### PROBLEM TO WORK ON
Lift out all lines below that contain "median".

### DATA PROVIDED
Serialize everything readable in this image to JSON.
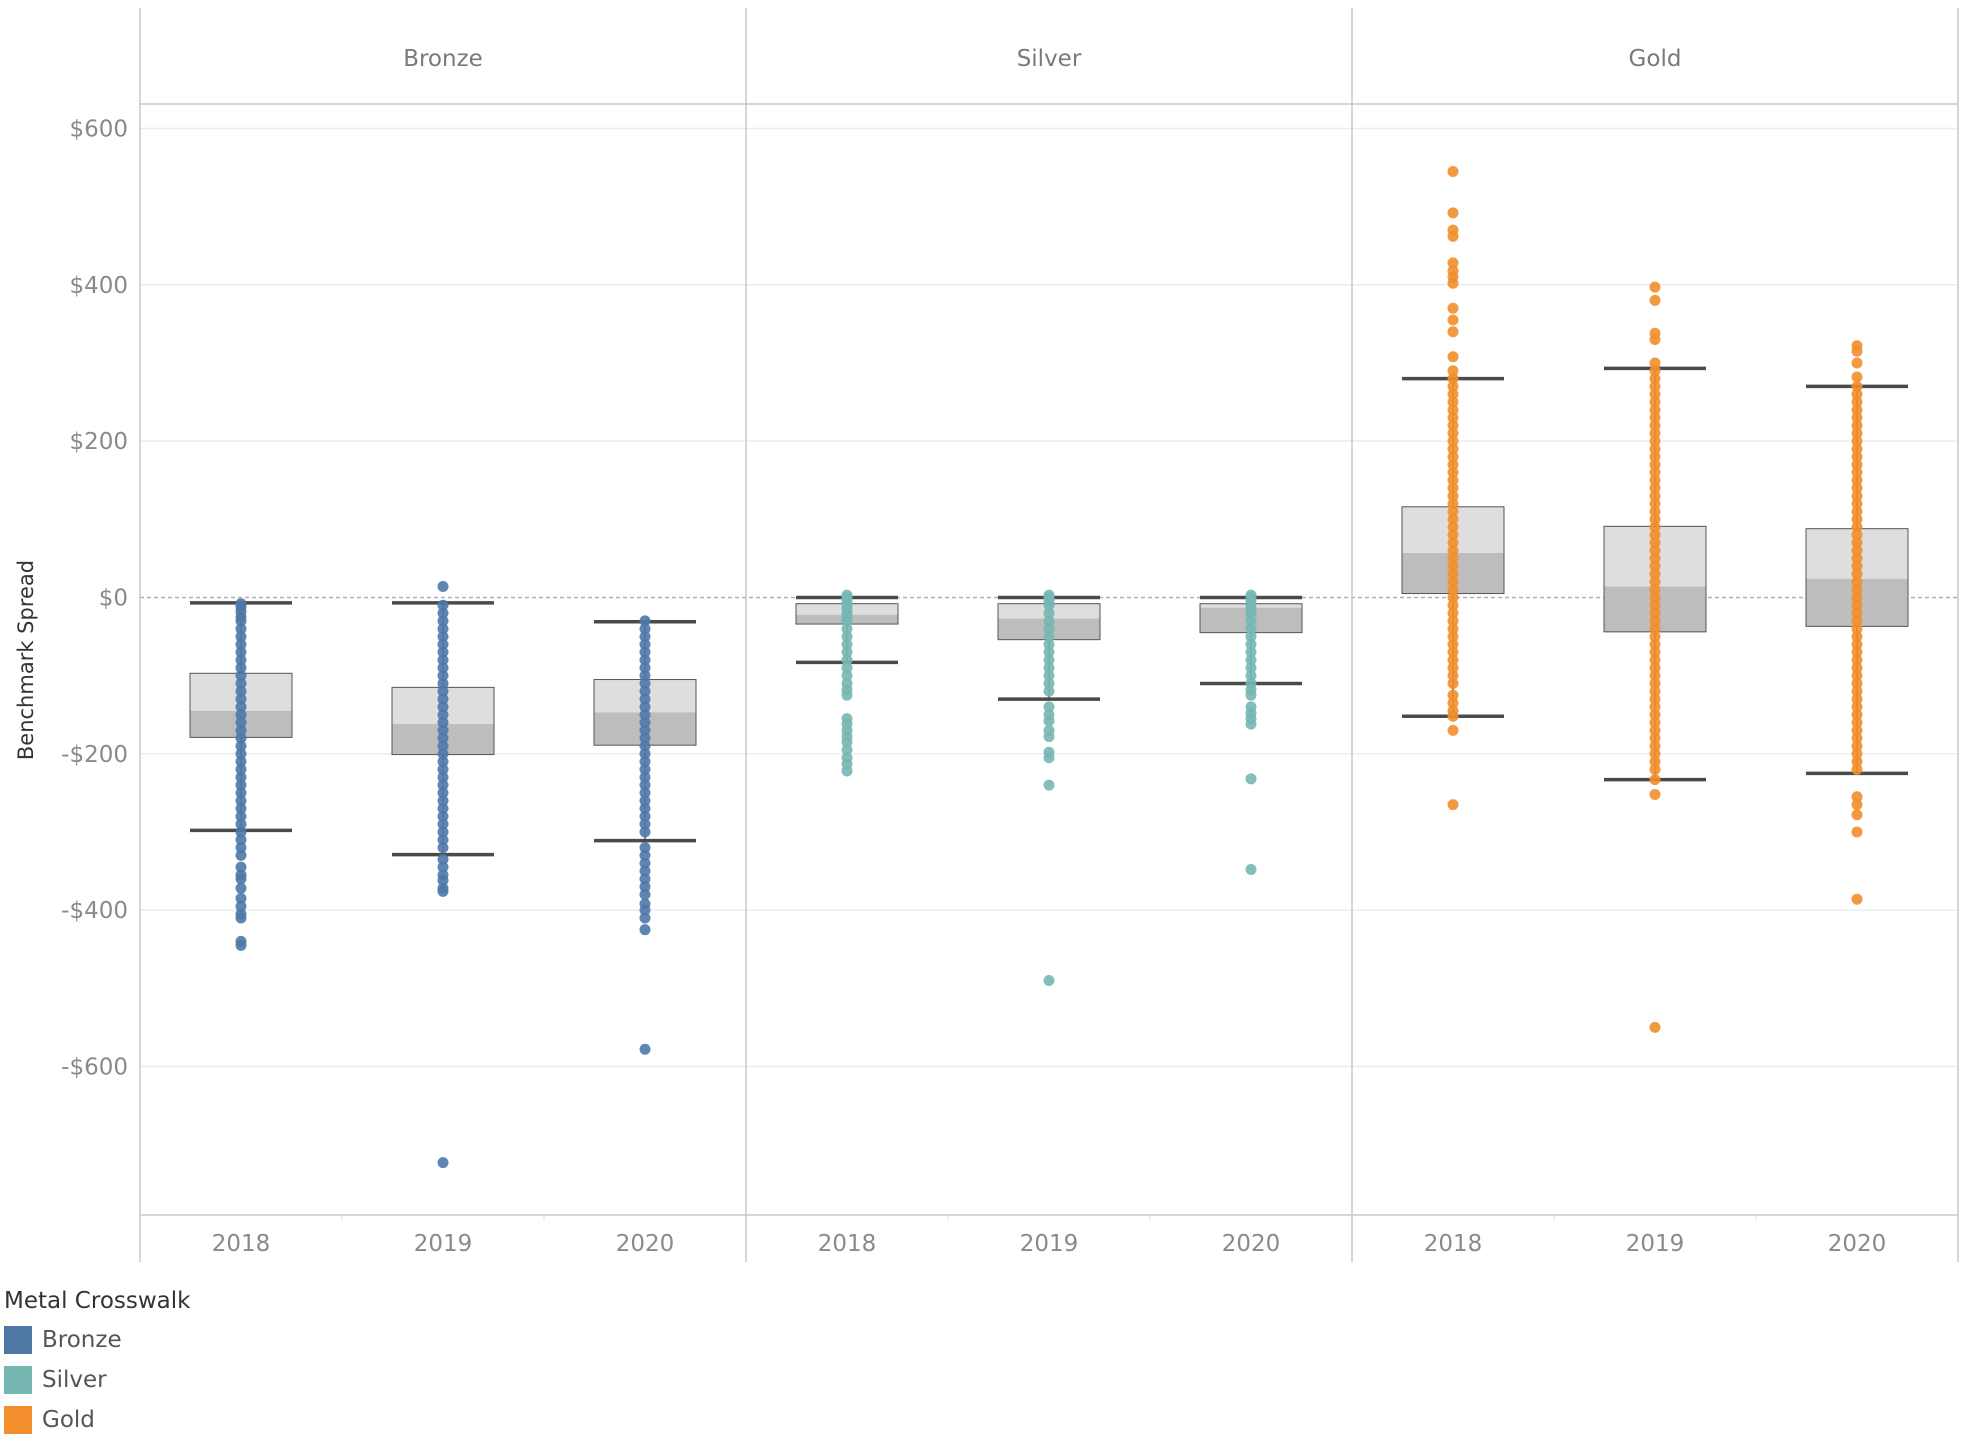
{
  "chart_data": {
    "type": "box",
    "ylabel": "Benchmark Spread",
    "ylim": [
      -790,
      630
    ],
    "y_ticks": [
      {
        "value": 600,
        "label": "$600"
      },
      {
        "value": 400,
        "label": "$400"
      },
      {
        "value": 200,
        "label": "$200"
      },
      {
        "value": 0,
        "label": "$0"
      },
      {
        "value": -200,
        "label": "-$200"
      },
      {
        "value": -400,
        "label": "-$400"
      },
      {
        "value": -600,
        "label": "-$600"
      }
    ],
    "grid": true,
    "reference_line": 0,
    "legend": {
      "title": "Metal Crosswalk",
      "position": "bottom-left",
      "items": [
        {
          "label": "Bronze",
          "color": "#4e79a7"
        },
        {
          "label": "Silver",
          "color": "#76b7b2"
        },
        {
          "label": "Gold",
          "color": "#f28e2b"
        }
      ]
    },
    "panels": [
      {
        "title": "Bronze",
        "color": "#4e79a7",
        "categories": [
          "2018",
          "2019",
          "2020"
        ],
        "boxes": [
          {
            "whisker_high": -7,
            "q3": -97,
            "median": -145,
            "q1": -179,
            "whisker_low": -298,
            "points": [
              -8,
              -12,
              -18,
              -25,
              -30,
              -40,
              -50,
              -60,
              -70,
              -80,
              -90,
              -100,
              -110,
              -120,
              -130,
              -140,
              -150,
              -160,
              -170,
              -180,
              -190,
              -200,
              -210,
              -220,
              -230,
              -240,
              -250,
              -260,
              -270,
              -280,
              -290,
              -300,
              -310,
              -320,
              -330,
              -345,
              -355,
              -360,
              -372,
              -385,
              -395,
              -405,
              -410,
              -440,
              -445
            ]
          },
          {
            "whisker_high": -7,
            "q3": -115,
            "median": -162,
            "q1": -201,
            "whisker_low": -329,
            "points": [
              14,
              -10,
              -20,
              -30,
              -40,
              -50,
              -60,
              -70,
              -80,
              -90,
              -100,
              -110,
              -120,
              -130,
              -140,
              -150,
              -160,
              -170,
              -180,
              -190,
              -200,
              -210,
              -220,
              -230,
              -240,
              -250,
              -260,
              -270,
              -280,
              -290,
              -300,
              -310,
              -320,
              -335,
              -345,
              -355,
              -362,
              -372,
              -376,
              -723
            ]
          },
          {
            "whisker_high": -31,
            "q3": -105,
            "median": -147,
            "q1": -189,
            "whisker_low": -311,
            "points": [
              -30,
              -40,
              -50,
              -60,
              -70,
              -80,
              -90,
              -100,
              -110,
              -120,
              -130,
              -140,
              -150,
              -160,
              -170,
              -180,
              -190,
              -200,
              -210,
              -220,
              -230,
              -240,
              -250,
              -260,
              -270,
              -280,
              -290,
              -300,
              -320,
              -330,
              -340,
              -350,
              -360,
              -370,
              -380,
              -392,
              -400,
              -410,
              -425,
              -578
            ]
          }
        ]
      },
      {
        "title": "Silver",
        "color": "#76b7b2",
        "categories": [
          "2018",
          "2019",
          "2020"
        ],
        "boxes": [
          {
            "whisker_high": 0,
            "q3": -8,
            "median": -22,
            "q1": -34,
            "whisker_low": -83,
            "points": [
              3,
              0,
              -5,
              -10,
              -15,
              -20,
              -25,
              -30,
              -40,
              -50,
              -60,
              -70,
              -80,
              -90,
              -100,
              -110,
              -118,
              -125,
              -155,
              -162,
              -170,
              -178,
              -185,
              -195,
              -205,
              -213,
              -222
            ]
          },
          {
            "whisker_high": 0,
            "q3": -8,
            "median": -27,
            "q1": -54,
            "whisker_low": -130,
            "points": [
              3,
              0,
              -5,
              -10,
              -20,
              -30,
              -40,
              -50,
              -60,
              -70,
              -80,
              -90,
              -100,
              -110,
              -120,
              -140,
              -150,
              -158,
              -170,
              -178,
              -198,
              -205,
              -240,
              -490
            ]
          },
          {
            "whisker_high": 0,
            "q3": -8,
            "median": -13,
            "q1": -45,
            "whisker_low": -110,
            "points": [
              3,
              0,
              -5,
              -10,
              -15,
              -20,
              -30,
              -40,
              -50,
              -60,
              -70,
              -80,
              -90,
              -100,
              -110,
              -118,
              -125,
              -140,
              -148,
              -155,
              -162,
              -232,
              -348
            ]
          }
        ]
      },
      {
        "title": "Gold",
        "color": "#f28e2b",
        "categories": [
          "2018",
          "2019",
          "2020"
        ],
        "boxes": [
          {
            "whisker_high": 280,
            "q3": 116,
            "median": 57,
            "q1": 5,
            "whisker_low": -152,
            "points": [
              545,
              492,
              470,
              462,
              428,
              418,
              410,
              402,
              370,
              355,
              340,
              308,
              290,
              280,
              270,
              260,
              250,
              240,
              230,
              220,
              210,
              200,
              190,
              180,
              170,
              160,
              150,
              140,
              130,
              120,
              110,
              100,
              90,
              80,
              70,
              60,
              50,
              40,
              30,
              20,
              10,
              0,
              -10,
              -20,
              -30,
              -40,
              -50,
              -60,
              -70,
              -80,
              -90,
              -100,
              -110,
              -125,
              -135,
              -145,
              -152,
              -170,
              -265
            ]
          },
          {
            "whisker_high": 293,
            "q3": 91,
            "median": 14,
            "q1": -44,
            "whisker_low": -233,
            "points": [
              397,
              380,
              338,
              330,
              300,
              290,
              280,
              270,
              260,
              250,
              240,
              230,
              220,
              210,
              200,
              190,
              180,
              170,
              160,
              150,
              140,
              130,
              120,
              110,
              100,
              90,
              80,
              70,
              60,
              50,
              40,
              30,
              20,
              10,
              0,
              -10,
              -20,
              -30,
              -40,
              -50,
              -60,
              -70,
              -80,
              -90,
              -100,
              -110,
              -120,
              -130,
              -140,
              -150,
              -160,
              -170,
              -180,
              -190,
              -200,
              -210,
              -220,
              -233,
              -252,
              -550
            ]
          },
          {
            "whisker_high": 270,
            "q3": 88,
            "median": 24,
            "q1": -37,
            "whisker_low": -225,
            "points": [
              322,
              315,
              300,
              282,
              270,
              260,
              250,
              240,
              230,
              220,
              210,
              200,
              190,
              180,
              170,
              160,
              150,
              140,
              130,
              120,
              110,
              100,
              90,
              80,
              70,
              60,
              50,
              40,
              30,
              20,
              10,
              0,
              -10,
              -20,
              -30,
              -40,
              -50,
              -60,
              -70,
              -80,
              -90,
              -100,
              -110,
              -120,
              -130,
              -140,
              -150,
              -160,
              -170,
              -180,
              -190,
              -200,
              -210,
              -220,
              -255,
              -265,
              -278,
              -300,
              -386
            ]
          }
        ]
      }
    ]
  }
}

---

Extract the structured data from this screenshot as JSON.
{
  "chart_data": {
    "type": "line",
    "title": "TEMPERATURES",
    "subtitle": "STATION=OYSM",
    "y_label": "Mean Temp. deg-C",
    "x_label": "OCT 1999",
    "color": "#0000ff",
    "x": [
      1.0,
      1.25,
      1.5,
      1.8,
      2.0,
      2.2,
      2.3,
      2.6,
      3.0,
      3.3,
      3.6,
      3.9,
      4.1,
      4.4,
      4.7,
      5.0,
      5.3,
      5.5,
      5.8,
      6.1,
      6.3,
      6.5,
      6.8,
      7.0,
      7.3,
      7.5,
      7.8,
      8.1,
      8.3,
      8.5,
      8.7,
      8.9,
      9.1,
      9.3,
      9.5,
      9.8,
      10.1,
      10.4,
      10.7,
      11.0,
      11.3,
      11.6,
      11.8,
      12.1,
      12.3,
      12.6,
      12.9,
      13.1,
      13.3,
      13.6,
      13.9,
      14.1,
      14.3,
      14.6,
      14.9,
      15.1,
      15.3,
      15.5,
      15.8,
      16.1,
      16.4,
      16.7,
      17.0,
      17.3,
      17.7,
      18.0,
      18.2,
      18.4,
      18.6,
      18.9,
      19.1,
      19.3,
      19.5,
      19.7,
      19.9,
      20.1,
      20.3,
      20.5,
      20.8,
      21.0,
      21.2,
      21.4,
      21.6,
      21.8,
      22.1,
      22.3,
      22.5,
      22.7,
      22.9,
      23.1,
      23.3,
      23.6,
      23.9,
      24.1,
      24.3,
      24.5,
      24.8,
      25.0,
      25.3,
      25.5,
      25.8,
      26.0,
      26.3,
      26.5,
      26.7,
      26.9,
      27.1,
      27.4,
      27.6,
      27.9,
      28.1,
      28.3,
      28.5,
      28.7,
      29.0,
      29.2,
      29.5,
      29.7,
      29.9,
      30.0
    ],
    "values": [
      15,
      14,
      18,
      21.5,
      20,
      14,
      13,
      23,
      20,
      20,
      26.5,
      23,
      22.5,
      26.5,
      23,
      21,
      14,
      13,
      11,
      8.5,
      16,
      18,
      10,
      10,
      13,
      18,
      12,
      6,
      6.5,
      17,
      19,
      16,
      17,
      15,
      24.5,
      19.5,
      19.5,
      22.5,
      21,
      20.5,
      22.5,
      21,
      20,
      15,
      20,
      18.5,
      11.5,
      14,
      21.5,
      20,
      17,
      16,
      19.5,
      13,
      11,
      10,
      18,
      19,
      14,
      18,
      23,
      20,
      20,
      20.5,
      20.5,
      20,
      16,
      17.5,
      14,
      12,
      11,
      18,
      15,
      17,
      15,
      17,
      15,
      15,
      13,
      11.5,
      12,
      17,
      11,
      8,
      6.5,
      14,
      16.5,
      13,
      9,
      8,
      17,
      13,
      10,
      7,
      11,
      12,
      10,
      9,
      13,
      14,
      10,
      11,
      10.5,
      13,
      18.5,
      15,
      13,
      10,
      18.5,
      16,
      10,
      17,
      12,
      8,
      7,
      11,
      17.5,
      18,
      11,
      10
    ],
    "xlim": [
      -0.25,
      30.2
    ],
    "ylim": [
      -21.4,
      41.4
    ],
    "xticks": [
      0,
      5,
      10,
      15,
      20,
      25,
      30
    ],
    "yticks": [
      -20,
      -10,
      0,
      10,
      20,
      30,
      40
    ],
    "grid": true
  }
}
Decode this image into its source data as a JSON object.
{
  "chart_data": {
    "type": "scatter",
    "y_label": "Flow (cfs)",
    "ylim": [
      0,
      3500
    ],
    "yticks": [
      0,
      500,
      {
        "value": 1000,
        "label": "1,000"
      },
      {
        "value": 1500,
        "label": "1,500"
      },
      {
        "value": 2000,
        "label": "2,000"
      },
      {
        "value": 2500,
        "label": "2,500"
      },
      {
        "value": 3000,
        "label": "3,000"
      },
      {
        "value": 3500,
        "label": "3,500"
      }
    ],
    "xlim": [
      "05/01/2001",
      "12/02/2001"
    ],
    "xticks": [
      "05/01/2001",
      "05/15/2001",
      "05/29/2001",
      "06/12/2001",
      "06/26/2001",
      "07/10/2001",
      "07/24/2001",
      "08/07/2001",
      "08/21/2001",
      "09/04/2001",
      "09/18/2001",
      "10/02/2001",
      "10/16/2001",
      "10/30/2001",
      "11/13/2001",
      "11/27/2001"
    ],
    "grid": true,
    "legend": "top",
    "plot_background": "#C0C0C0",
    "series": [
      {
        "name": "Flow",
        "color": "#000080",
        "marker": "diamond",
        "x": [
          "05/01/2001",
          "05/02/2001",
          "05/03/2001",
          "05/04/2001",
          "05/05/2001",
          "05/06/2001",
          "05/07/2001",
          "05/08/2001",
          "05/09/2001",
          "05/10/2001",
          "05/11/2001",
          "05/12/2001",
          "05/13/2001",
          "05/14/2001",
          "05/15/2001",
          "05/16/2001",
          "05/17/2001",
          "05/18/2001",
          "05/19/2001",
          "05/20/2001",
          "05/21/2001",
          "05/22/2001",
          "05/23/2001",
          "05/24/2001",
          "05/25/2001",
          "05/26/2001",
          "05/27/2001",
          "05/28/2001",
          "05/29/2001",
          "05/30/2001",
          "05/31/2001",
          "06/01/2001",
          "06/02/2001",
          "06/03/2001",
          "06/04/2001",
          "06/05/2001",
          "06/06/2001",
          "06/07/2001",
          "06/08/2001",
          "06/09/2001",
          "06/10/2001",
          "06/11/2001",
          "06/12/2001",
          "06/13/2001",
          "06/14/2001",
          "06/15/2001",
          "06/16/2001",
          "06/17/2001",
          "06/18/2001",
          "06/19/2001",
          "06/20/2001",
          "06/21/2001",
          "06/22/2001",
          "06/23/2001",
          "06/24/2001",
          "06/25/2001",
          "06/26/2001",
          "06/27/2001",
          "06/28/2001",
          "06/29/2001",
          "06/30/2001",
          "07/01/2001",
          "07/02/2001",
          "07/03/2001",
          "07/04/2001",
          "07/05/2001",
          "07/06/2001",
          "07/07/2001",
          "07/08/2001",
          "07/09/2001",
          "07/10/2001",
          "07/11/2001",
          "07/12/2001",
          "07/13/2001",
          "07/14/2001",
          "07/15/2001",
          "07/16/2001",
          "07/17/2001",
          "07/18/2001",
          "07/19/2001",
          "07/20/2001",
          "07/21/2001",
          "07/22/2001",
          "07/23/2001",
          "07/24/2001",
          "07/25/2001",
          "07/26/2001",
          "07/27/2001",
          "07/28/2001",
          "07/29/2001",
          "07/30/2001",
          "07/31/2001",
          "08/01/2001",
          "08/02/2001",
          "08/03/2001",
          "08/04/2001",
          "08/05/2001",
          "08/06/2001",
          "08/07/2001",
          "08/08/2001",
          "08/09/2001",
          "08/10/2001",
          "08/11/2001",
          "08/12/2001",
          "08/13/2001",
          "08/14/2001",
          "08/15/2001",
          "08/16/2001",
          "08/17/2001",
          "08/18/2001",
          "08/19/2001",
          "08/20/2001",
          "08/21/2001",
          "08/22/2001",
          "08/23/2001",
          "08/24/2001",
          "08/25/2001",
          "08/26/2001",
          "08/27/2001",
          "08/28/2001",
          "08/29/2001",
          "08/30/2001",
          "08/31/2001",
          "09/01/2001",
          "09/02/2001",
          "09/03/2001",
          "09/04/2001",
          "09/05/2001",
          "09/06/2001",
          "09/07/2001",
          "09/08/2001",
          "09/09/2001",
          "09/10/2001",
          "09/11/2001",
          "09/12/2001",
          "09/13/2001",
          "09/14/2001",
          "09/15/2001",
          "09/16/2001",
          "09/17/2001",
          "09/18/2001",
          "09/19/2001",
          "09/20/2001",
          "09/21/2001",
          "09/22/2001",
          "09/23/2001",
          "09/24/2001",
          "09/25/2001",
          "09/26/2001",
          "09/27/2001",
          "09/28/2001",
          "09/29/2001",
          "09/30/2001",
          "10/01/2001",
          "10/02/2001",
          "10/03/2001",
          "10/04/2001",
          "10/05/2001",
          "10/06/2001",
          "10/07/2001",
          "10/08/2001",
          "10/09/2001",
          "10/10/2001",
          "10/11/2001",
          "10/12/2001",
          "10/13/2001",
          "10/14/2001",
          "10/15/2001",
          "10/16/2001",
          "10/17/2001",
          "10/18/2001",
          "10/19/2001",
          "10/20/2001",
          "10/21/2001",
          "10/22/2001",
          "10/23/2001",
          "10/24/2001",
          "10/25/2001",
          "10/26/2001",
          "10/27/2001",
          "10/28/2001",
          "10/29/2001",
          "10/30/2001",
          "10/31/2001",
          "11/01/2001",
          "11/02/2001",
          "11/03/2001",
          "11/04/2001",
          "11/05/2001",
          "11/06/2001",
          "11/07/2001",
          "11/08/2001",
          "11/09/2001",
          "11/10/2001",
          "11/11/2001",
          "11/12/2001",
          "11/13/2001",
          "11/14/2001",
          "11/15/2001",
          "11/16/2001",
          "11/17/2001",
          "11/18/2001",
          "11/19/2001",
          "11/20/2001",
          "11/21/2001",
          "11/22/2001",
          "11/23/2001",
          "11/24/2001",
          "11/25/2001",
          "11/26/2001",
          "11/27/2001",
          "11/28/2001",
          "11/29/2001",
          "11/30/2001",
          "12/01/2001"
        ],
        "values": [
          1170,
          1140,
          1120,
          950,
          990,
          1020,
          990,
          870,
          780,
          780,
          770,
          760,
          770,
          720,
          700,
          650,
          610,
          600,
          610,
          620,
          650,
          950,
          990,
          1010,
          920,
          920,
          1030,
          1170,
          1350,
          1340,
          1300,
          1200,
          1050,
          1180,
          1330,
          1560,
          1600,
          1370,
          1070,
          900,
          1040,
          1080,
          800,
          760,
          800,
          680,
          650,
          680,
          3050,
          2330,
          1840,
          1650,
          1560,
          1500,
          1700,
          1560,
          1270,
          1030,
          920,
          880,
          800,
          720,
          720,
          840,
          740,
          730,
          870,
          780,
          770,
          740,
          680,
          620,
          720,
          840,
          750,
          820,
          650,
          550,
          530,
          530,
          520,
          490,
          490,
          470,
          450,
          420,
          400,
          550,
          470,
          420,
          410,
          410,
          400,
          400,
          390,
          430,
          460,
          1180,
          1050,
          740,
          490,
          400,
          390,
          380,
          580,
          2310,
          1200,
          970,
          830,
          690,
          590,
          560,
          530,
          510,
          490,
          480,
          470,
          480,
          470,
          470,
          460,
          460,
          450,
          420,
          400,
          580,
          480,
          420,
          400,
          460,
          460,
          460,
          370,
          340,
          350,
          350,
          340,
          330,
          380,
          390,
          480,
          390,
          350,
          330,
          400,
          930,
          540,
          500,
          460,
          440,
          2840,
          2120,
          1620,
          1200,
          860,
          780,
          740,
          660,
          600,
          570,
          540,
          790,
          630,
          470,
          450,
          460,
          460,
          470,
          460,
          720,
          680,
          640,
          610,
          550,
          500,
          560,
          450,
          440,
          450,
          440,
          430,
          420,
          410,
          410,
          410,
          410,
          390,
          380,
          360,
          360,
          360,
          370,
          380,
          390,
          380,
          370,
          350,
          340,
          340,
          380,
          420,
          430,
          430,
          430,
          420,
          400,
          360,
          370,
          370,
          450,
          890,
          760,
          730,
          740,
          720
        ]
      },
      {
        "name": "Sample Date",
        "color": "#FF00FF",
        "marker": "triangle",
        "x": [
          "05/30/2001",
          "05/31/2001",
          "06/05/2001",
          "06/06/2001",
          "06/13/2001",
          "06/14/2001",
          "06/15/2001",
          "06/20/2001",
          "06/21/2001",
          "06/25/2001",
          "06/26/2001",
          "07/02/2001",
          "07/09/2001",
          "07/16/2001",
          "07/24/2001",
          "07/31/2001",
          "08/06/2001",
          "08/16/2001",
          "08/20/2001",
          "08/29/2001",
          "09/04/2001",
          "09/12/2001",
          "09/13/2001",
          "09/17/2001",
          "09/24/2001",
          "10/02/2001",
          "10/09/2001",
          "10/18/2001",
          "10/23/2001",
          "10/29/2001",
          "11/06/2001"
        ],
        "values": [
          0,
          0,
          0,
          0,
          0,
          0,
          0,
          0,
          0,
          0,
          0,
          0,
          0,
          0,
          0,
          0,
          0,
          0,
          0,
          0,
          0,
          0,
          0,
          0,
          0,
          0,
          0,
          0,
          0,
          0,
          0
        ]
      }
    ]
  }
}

### CORRECT RESULT
            "median": -145,
            "median": -162,
            "median": -147,
            "median": -22,
            "median": -27,
            "median": -13,
            "median": 57,
            "median": 14,
            "median": 24,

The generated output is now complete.